┌────────

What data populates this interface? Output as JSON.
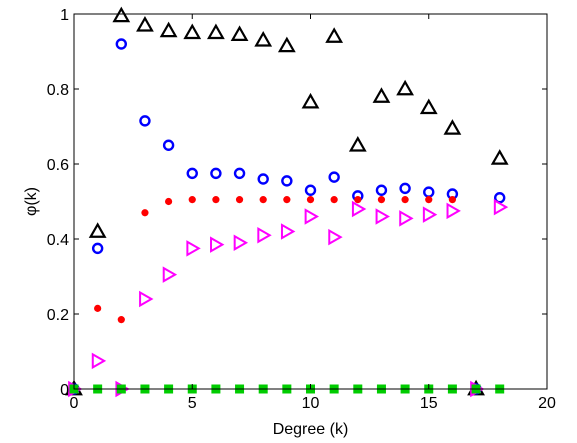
{
  "chart_data": {
    "type": "scatter",
    "title": "",
    "xlabel": "Degree (k)",
    "ylabel": "φ(k)",
    "xlim": [
      0,
      20
    ],
    "ylim": [
      0,
      1
    ],
    "xticks": [
      0,
      5,
      10,
      15,
      20
    ],
    "yticks": [
      0,
      0.2,
      0.4,
      0.6,
      0.8,
      1
    ],
    "xtick_labels": [
      "0",
      "5",
      "10",
      "15",
      "20"
    ],
    "ytick_labels": [
      "0",
      "0.2",
      "0.4",
      "0.6",
      "0.8",
      "1"
    ],
    "grid": false,
    "legend": "none",
    "series": [
      {
        "marker": "triangle-up",
        "color": "#000000",
        "filled": false,
        "points": [
          [
            0,
            0
          ],
          [
            1,
            0.42
          ],
          [
            2,
            0.995
          ],
          [
            3,
            0.97
          ],
          [
            4,
            0.955
          ],
          [
            5,
            0.95
          ],
          [
            6,
            0.95
          ],
          [
            7,
            0.945
          ],
          [
            8,
            0.93
          ],
          [
            9,
            0.915
          ],
          [
            10,
            0.765
          ],
          [
            11,
            0.94
          ],
          [
            12,
            0.65
          ],
          [
            13,
            0.78
          ],
          [
            14,
            0.8
          ],
          [
            15,
            0.75
          ],
          [
            16,
            0.695
          ],
          [
            17,
            0
          ],
          [
            18,
            0.615
          ]
        ]
      },
      {
        "marker": "circle",
        "color": "#0000ff",
        "filled": false,
        "points": [
          [
            0,
            0
          ],
          [
            1,
            0.375
          ],
          [
            2,
            0.92
          ],
          [
            3,
            0.715
          ],
          [
            4,
            0.65
          ],
          [
            5,
            0.575
          ],
          [
            6,
            0.575
          ],
          [
            7,
            0.575
          ],
          [
            8,
            0.56
          ],
          [
            9,
            0.555
          ],
          [
            10,
            0.53
          ],
          [
            11,
            0.565
          ],
          [
            12,
            0.515
          ],
          [
            13,
            0.53
          ],
          [
            14,
            0.535
          ],
          [
            15,
            0.525
          ],
          [
            16,
            0.52
          ],
          [
            17,
            0
          ],
          [
            18,
            0.51
          ]
        ]
      },
      {
        "marker": "dot",
        "color": "#ff0000",
        "filled": true,
        "points": [
          [
            0,
            0
          ],
          [
            1,
            0.215
          ],
          [
            2,
            0.185
          ],
          [
            3,
            0.47
          ],
          [
            4,
            0.5
          ],
          [
            5,
            0.505
          ],
          [
            6,
            0.505
          ],
          [
            7,
            0.505
          ],
          [
            8,
            0.505
          ],
          [
            9,
            0.505
          ],
          [
            10,
            0.505
          ],
          [
            11,
            0.505
          ],
          [
            12,
            0.505
          ],
          [
            13,
            0.505
          ],
          [
            14,
            0.505
          ],
          [
            15,
            0.505
          ],
          [
            16,
            0.505
          ],
          [
            17,
            0
          ]
        ]
      },
      {
        "marker": "triangle-right",
        "color": "#ff00ff",
        "filled": false,
        "points": [
          [
            0,
            0
          ],
          [
            1,
            0.075
          ],
          [
            2,
            0
          ],
          [
            3,
            0.24
          ],
          [
            4,
            0.305
          ],
          [
            5,
            0.375
          ],
          [
            6,
            0.385
          ],
          [
            7,
            0.39
          ],
          [
            8,
            0.41
          ],
          [
            9,
            0.42
          ],
          [
            10,
            0.46
          ],
          [
            11,
            0.405
          ],
          [
            12,
            0.48
          ],
          [
            13,
            0.46
          ],
          [
            14,
            0.455
          ],
          [
            15,
            0.465
          ],
          [
            16,
            0.475
          ],
          [
            17,
            0
          ],
          [
            18,
            0.485
          ]
        ]
      },
      {
        "marker": "square",
        "color": "#00cc00",
        "filled": true,
        "points": [
          [
            0,
            0
          ],
          [
            1,
            0
          ],
          [
            2,
            0
          ],
          [
            3,
            0
          ],
          [
            4,
            0
          ],
          [
            5,
            0
          ],
          [
            6,
            0
          ],
          [
            7,
            0
          ],
          [
            8,
            0
          ],
          [
            9,
            0
          ],
          [
            10,
            0
          ],
          [
            11,
            0
          ],
          [
            12,
            0
          ],
          [
            13,
            0
          ],
          [
            14,
            0
          ],
          [
            15,
            0
          ],
          [
            16,
            0
          ],
          [
            17,
            0
          ],
          [
            18,
            0
          ]
        ]
      }
    ]
  }
}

└────────

» Set task
The listing above must be printed again exactly, minus its pictures.

» Response to the task
What data populates this interface? Output as JSON.
{
  "chart_data": {
    "type": "scatter",
    "title": "",
    "xlabel": "Degree (k)",
    "ylabel": "φ(k)",
    "xlim": [
      0,
      20
    ],
    "ylim": [
      0,
      1
    ],
    "xticks": [
      0,
      5,
      10,
      15,
      20
    ],
    "yticks": [
      0,
      0.2,
      0.4,
      0.6,
      0.8,
      1
    ],
    "xtick_labels": [
      "0",
      "5",
      "10",
      "15",
      "20"
    ],
    "ytick_labels": [
      "0",
      "0.2",
      "0.4",
      "0.6",
      "0.8",
      "1"
    ],
    "grid": false,
    "legend": "none",
    "series": [
      {
        "marker": "triangle-up",
        "color": "#000000",
        "filled": false,
        "points": [
          [
            0,
            0
          ],
          [
            1,
            0.42
          ],
          [
            2,
            0.995
          ],
          [
            3,
            0.97
          ],
          [
            4,
            0.955
          ],
          [
            5,
            0.95
          ],
          [
            6,
            0.95
          ],
          [
            7,
            0.945
          ],
          [
            8,
            0.93
          ],
          [
            9,
            0.915
          ],
          [
            10,
            0.765
          ],
          [
            11,
            0.94
          ],
          [
            12,
            0.65
          ],
          [
            13,
            0.78
          ],
          [
            14,
            0.8
          ],
          [
            15,
            0.75
          ],
          [
            16,
            0.695
          ],
          [
            17,
            0
          ],
          [
            18,
            0.615
          ]
        ]
      },
      {
        "marker": "circle",
        "color": "#0000ff",
        "filled": false,
        "points": [
          [
            0,
            0
          ],
          [
            1,
            0.375
          ],
          [
            2,
            0.92
          ],
          [
            3,
            0.715
          ],
          [
            4,
            0.65
          ],
          [
            5,
            0.575
          ],
          [
            6,
            0.575
          ],
          [
            7,
            0.575
          ],
          [
            8,
            0.56
          ],
          [
            9,
            0.555
          ],
          [
            10,
            0.53
          ],
          [
            11,
            0.565
          ],
          [
            12,
            0.515
          ],
          [
            13,
            0.53
          ],
          [
            14,
            0.535
          ],
          [
            15,
            0.525
          ],
          [
            16,
            0.52
          ],
          [
            17,
            0
          ],
          [
            18,
            0.51
          ]
        ]
      },
      {
        "marker": "dot",
        "color": "#ff0000",
        "filled": true,
        "points": [
          [
            0,
            0
          ],
          [
            1,
            0.215
          ],
          [
            2,
            0.185
          ],
          [
            3,
            0.47
          ],
          [
            4,
            0.5
          ],
          [
            5,
            0.505
          ],
          [
            6,
            0.505
          ],
          [
            7,
            0.505
          ],
          [
            8,
            0.505
          ],
          [
            9,
            0.505
          ],
          [
            10,
            0.505
          ],
          [
            11,
            0.505
          ],
          [
            12,
            0.505
          ],
          [
            13,
            0.505
          ],
          [
            14,
            0.505
          ],
          [
            15,
            0.505
          ],
          [
            16,
            0.505
          ],
          [
            17,
            0
          ]
        ]
      },
      {
        "marker": "triangle-right",
        "color": "#ff00ff",
        "filled": false,
        "points": [
          [
            0,
            0
          ],
          [
            1,
            0.075
          ],
          [
            2,
            0
          ],
          [
            3,
            0.24
          ],
          [
            4,
            0.305
          ],
          [
            5,
            0.375
          ],
          [
            6,
            0.385
          ],
          [
            7,
            0.39
          ],
          [
            8,
            0.41
          ],
          [
            9,
            0.42
          ],
          [
            10,
            0.46
          ],
          [
            11,
            0.405
          ],
          [
            12,
            0.48
          ],
          [
            13,
            0.46
          ],
          [
            14,
            0.455
          ],
          [
            15,
            0.465
          ],
          [
            16,
            0.475
          ],
          [
            17,
            0
          ],
          [
            18,
            0.485
          ]
        ]
      },
      {
        "marker": "square",
        "color": "#00cc00",
        "filled": true,
        "points": [
          [
            0,
            0
          ],
          [
            1,
            0
          ],
          [
            2,
            0
          ],
          [
            3,
            0
          ],
          [
            4,
            0
          ],
          [
            5,
            0
          ],
          [
            6,
            0
          ],
          [
            7,
            0
          ],
          [
            8,
            0
          ],
          [
            9,
            0
          ],
          [
            10,
            0
          ],
          [
            11,
            0
          ],
          [
            12,
            0
          ],
          [
            13,
            0
          ],
          [
            14,
            0
          ],
          [
            15,
            0
          ],
          [
            16,
            0
          ],
          [
            17,
            0
          ],
          [
            18,
            0
          ]
        ]
      }
    ]
  }
}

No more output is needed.